(Aim of the task): Copy out each line featuring the string "cette" from the entries beneath.

* BEGIN Supplied entries *

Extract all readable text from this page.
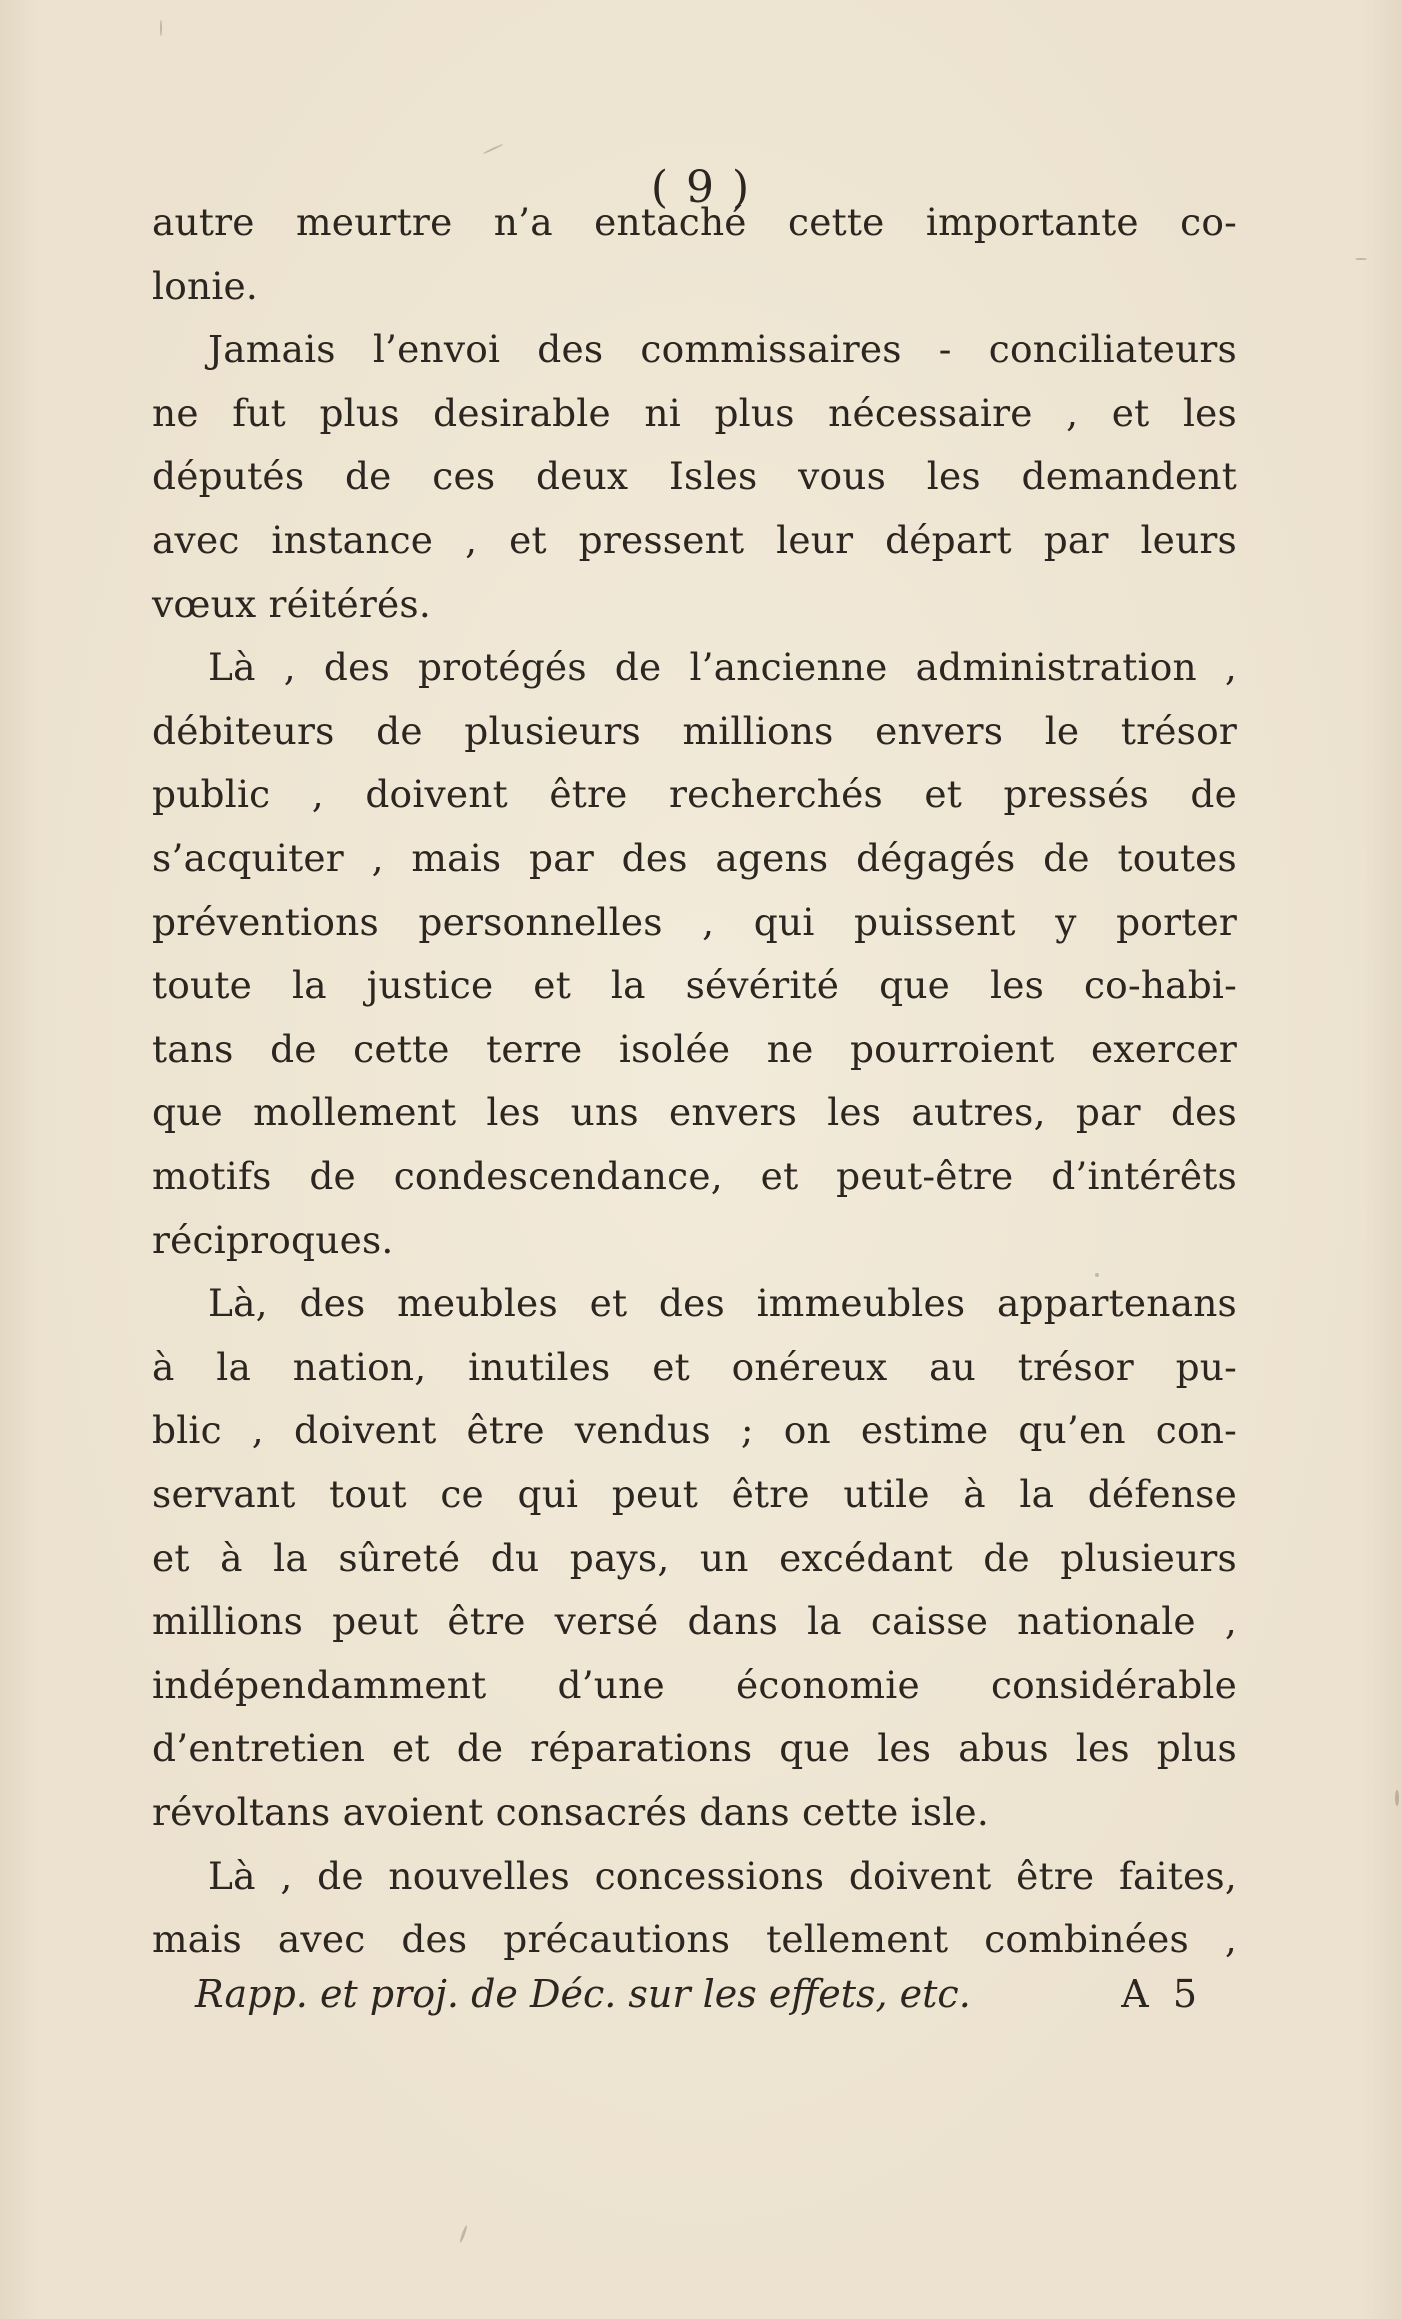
( 9 )
autre meurtre n’a entaché cette importante co-
lonie.
Jamais l’envoi des commissaires - conciliateurs
ne fut plus desirable ni plus nécessaire , et les
députés de ces deux Isles vous les demandent
avec instance , et pressent leur départ par leurs
vœux réitérés.
Là , des protégés de l’ancienne administration ,
débiteurs de plusieurs millions envers le trésor
public , doivent être recherchés et pressés de
s’acquiter , mais par des agens dégagés de toutes
préventions personnelles , qui puissent y porter
toute la justice et la sévérité que les co-habi-
tans de cette terre isolée ne pourroient exercer
que mollement les uns envers les autres, par des
motifs de condescendance, et peut-être d’intérêts
réciproques.
Là, des meubles et des immeubles appartenans
à la nation, inutiles et onéreux au trésor pu-
blic , doivent être vendus ; on estime qu’en con-
servant tout ce qui peut être utile à la défense
et à la sûreté du pays, un excédant de plusieurs
millions peut être versé dans la caisse nationale ,
indépendamment d’une économie considérable
d’entretien et de réparations que les abus les plus
révoltans avoient consacrés dans cette isle.
Là , de nouvelles concessions doivent être faites,
mais avec des précautions tellement combinées ,
Rapp. et proj. de Déc. sur les effets, etc.	A 5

* END Supplied entries *

(Task response):
autre meurtre n’a entaché cette importante co-
tans de cette terre isolée ne pourroient exercer
révoltans avoient consacrés dans cette isle.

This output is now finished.